**What is being asked**
Copy each line of the entries beneath that contains the word "problems".

**Provided data**
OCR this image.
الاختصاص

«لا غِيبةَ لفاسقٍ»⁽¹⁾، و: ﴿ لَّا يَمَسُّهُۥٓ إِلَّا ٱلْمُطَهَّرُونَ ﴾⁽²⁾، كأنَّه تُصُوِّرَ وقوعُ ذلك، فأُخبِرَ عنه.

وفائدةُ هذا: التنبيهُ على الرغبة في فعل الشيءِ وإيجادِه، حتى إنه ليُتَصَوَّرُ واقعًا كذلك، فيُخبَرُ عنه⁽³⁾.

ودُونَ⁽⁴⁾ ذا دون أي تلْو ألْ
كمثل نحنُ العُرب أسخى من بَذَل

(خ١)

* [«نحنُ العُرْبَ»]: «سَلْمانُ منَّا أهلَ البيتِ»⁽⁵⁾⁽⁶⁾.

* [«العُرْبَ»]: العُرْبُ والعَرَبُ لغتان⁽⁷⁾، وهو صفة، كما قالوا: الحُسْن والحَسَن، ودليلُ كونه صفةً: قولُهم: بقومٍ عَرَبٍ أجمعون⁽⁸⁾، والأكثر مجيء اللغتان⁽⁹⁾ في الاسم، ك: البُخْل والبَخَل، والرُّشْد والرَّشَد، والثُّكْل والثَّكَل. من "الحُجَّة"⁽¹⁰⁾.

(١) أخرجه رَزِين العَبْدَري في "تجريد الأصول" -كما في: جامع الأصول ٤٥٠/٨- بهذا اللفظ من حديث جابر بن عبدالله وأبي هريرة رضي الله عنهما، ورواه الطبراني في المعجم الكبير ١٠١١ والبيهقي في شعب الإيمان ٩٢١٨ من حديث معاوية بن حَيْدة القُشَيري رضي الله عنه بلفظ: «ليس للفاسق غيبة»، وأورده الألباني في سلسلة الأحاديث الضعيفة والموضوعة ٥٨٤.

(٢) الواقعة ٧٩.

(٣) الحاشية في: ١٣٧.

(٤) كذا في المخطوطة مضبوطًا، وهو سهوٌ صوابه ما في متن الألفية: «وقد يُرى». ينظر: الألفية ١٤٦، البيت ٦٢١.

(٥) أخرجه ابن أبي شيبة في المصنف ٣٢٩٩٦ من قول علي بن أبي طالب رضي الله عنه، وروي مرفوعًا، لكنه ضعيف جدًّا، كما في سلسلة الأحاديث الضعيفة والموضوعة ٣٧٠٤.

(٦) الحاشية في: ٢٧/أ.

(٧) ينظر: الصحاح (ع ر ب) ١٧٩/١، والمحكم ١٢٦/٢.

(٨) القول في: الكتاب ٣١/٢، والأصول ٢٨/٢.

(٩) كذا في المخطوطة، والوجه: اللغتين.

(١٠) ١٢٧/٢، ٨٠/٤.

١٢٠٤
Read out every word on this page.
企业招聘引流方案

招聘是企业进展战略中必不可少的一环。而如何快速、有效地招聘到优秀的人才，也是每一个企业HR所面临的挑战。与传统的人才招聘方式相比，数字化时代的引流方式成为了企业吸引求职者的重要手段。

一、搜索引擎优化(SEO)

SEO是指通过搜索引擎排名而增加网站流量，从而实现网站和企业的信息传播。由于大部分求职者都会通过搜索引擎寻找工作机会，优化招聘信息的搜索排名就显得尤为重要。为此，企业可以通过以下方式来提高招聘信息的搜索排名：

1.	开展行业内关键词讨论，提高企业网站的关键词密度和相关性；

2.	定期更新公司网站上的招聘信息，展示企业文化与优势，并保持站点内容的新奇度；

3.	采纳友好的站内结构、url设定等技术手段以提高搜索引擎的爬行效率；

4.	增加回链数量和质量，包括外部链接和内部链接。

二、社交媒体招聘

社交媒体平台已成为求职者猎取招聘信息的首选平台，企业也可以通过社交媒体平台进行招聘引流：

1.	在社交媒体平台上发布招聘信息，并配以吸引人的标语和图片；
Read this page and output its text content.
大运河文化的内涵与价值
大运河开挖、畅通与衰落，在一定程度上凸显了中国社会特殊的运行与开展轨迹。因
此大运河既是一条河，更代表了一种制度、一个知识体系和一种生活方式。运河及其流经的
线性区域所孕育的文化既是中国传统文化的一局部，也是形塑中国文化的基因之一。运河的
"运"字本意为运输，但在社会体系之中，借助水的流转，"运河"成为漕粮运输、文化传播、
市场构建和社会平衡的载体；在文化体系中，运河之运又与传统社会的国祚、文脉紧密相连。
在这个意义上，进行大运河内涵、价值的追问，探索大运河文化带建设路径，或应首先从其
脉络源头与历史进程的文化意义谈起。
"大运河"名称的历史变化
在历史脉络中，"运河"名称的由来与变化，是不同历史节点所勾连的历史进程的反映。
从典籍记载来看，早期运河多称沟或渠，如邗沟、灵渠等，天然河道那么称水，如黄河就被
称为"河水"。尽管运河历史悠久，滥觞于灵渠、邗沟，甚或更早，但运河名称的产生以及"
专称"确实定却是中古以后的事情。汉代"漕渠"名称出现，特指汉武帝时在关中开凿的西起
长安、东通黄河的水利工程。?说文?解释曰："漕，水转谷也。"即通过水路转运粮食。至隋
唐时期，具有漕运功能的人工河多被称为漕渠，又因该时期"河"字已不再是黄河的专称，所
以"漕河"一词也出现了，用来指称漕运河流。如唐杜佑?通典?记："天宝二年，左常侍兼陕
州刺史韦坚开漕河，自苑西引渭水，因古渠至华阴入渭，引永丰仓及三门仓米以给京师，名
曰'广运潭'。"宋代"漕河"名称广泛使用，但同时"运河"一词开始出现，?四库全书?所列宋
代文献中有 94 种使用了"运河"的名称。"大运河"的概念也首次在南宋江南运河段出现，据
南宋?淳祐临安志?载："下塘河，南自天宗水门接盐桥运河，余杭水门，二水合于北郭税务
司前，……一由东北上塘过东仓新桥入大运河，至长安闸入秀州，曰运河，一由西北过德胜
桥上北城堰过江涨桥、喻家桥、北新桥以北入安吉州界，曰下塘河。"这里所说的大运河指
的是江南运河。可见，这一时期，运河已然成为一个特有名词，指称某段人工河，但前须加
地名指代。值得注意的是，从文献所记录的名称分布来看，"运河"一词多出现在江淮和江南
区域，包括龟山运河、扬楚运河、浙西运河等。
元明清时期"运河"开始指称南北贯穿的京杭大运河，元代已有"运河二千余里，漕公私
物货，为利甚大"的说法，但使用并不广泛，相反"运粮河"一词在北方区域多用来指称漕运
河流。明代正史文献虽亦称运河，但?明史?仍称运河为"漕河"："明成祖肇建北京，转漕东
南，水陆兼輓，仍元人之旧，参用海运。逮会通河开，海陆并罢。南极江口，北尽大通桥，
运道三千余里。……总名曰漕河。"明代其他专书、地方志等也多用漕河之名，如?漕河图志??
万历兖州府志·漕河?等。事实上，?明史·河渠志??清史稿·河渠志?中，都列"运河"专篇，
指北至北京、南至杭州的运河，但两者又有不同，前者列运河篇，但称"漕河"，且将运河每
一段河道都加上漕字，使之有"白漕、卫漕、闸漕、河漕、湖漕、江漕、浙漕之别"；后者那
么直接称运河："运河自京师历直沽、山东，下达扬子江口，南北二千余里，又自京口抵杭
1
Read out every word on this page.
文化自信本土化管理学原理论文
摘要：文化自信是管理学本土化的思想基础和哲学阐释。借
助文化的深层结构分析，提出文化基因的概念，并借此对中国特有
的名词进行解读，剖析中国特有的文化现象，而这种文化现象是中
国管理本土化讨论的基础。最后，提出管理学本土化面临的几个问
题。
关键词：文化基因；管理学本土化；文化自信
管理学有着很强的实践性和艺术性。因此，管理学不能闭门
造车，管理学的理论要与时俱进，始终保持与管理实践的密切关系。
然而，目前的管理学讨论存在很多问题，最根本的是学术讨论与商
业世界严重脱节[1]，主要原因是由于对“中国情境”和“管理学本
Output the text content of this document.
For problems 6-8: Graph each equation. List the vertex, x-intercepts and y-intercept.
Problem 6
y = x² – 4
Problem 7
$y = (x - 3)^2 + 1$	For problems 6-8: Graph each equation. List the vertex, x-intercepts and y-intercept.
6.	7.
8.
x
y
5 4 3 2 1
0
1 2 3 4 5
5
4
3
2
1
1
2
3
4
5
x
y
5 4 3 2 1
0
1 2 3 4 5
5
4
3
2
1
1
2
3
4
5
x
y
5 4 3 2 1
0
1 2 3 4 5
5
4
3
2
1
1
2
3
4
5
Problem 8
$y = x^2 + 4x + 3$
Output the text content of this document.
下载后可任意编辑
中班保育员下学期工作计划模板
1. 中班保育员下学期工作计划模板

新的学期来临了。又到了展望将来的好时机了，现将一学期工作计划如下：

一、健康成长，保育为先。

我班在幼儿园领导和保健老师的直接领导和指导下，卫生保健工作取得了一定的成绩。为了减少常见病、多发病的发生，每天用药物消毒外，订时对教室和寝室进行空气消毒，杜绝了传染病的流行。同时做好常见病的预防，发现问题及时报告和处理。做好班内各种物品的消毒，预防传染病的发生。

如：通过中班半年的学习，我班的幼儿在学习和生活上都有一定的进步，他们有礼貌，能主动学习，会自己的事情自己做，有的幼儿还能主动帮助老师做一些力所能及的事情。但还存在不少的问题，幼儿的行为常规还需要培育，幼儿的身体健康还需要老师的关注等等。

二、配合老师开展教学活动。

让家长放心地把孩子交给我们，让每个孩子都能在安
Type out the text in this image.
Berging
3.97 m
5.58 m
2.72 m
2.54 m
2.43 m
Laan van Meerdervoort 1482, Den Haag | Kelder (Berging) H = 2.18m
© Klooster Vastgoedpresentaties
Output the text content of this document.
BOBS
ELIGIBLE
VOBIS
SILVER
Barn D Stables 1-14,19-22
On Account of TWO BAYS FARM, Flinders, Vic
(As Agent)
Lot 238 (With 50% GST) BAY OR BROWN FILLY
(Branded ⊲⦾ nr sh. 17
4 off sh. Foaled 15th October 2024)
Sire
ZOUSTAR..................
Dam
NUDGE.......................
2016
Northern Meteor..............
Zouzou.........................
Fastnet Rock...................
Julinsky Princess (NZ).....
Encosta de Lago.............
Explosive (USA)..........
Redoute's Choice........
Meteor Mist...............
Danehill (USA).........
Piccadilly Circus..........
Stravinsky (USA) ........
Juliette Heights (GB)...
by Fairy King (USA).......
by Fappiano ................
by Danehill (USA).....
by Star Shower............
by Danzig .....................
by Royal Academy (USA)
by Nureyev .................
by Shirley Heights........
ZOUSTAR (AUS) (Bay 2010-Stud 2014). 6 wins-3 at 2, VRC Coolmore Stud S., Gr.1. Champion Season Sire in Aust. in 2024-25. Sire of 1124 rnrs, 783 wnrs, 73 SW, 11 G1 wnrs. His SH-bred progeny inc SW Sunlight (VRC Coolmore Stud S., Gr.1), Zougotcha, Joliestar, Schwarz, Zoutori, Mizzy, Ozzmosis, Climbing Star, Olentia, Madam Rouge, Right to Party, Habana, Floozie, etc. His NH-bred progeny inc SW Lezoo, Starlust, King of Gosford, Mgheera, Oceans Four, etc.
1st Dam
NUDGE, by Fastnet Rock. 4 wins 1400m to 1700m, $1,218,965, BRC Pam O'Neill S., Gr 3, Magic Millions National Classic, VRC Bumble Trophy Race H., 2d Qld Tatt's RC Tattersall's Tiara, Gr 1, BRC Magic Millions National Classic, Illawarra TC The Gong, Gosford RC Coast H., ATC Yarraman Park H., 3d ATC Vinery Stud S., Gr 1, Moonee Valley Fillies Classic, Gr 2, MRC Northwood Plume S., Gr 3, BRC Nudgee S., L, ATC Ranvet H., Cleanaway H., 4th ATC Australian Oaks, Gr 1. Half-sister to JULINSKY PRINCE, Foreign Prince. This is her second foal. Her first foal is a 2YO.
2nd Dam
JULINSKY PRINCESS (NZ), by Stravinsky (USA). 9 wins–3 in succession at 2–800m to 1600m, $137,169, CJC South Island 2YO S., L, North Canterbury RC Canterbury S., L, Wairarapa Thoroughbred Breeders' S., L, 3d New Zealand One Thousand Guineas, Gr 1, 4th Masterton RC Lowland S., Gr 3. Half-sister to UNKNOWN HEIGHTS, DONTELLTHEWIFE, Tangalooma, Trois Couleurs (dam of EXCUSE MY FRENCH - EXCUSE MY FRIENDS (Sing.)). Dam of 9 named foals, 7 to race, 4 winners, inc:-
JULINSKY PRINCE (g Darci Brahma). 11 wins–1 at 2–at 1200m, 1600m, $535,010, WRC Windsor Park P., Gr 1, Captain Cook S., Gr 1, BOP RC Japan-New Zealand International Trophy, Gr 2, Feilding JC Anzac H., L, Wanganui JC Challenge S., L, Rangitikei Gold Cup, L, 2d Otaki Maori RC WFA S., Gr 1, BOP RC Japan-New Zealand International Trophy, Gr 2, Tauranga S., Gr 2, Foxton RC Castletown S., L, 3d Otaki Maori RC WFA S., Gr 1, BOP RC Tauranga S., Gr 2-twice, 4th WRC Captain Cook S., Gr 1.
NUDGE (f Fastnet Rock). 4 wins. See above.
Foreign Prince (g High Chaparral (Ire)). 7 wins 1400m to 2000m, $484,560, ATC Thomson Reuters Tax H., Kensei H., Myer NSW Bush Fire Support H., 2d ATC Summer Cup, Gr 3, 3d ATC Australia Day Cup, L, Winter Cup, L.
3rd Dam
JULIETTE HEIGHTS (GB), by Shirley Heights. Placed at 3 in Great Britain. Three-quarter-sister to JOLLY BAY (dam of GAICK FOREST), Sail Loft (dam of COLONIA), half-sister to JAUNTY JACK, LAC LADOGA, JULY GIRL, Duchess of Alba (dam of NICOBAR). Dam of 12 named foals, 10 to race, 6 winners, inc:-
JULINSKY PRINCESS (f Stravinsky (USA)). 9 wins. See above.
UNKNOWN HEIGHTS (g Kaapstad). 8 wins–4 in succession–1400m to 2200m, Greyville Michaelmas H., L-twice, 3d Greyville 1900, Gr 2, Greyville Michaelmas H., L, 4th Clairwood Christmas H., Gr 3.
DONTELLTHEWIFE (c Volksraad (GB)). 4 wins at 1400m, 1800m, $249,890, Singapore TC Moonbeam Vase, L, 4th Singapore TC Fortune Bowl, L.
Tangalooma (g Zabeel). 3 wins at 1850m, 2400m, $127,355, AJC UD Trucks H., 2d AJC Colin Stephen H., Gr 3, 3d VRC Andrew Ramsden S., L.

**Solution below**
For problems 6-8: Graph each equation. List the vertex, x-intercepts and y-intercept.
$y = (x - 3)^2 + 1$	For problems 6-8: Graph each equation. List the vertex, x-intercepts and y-intercept.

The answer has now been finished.